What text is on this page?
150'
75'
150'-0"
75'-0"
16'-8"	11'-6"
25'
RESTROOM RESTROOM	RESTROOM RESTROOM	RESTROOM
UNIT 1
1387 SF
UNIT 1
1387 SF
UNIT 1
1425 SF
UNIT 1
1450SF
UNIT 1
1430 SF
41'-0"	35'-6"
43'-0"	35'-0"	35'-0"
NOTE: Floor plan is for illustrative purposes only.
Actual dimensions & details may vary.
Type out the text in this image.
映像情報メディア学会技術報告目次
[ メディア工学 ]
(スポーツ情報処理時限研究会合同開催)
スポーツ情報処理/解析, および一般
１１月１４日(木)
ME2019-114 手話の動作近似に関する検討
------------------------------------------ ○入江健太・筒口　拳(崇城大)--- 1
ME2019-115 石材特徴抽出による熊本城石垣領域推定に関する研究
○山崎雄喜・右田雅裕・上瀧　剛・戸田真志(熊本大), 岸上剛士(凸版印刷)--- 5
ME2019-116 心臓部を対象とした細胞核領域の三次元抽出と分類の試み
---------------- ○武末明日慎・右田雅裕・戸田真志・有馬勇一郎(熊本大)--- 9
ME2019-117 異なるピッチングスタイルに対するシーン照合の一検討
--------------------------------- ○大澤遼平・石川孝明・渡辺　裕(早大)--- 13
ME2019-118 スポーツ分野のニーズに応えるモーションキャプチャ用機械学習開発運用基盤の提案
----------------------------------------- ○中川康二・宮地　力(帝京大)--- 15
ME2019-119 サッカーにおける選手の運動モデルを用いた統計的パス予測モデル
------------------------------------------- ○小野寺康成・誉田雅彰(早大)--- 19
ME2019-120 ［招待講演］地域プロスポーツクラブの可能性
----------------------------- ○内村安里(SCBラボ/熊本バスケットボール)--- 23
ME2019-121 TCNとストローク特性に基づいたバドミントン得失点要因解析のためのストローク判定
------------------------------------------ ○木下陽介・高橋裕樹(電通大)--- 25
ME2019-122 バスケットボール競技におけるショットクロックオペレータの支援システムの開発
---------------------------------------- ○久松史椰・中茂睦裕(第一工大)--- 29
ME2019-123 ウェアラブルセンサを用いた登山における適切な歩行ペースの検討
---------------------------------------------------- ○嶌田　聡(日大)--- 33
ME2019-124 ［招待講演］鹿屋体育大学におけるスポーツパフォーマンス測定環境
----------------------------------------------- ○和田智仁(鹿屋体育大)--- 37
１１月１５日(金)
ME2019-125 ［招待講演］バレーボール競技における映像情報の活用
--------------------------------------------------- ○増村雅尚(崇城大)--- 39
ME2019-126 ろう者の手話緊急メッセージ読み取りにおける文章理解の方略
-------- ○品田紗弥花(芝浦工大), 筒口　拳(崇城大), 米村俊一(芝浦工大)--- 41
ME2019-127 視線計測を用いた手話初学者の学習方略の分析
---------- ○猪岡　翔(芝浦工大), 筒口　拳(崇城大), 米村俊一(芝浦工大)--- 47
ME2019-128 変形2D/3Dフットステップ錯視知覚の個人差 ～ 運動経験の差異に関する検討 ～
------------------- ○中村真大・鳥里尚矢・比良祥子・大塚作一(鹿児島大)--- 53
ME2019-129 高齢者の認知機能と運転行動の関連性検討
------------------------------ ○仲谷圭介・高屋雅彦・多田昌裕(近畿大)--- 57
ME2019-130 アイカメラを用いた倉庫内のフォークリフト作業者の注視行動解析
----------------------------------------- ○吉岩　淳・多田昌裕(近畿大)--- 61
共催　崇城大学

=-=-=

__TASK REQUIREMENTS__. Only the number is wanted: how many lines in the entries above contain the word "招待講演"?

__RESPONSE TO THIS EXERCISE__. 3